Dataset rows:

....................

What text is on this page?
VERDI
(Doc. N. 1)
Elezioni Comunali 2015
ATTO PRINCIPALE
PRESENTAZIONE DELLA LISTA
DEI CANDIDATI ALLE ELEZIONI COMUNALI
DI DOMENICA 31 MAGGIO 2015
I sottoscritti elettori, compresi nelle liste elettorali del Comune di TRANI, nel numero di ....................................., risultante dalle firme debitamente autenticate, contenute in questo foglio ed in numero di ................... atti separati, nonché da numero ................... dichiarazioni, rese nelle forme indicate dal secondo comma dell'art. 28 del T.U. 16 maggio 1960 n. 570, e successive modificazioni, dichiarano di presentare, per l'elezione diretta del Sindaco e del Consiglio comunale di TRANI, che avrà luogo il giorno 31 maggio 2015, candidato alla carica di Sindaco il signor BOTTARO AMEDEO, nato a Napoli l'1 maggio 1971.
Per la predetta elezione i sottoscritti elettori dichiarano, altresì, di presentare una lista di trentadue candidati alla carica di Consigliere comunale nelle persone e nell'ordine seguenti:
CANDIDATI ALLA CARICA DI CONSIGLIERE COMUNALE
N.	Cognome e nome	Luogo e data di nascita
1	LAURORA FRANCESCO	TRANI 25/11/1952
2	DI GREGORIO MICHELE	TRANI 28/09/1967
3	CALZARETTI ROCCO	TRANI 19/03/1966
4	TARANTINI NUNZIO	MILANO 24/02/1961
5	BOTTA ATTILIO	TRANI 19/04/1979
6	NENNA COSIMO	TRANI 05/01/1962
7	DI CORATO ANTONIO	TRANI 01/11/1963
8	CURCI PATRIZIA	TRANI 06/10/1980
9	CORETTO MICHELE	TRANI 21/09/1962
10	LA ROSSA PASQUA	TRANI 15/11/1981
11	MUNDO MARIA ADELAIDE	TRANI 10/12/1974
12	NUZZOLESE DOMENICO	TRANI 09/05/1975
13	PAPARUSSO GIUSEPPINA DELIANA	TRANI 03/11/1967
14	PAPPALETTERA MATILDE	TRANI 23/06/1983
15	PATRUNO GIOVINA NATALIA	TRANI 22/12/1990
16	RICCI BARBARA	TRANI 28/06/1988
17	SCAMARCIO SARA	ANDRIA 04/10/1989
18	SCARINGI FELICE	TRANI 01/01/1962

....................

Instructions for the task:
Every entry needs to be retyped exactly.

Exercise answer:
What text is on this page?
VERDI
(Doc. N. 1)
Elezioni Comunali 2015
ATTO PRINCIPALE
PRESENTAZIONE DELLA LISTA
DEI CANDIDATI ALLE ELEZIONI COMUNALI
DI DOMENICA 31 MAGGIO 2015
I sottoscritti elettori, compresi nelle liste elettorali del Comune di TRANI, nel numero di ....................................., risultante dalle firme debitamente autenticate, contenute in questo foglio ed in numero di ................... atti separati, nonché da numero ................... dichiarazioni, rese nelle forme indicate dal secondo comma dell'art. 28 del T.U. 16 maggio 1960 n. 570, e successive modificazioni, dichiarano di presentare, per l'elezione diretta del Sindaco e del Consiglio comunale di TRANI, che avrà luogo il giorno 31 maggio 2015, candidato alla carica di Sindaco il signor BOTTARO AMEDEO, nato a Napoli l'1 maggio 1971.
Per la predetta elezione i sottoscritti elettori dichiarano, altresì, di presentare una lista di trentadue candidati alla carica di Consigliere comunale nelle persone e nell'ordine seguenti:
CANDIDATI ALLA CARICA DI CONSIGLIERE COMUNALE
N.	Cognome e nome	Luogo e data di nascita
1	LAURORA FRANCESCO	TRANI 25/11/1952
2	DI GREGORIO MICHELE	TRANI 28/09/1967
3	CALZARETTI ROCCO	TRANI 19/03/1966
4	TARANTINI NUNZIO	MILANO 24/02/1961
5	BOTTA ATTILIO	TRANI 19/04/1979
6	NENNA COSIMO	TRANI 05/01/1962
7	DI CORATO ANTONIO	TRANI 01/11/1963
8	CURCI PATRIZIA	TRANI 06/10/1980
9	CORETTO MICHELE	TRANI 21/09/1962
10	LA ROSSA PASQUA	TRANI 15/11/1981
11	MUNDO MARIA ADELAIDE	TRANI 10/12/1974
12	NUZZOLESE DOMENICO	TRANI 09/05/1975
13	PAPARUSSO GIUSEPPINA DELIANA	TRANI 03/11/1967
14	PAPPALETTERA MATILDE	TRANI 23/06/1983
15	PATRUNO GIOVINA NATALIA	TRANI 22/12/1990
16	RICCI BARBARA	TRANI 28/06/1988
17	SCAMARCIO SARA	ANDRIA 04/10/1989
18	SCARINGI FELICE	TRANI 01/01/1962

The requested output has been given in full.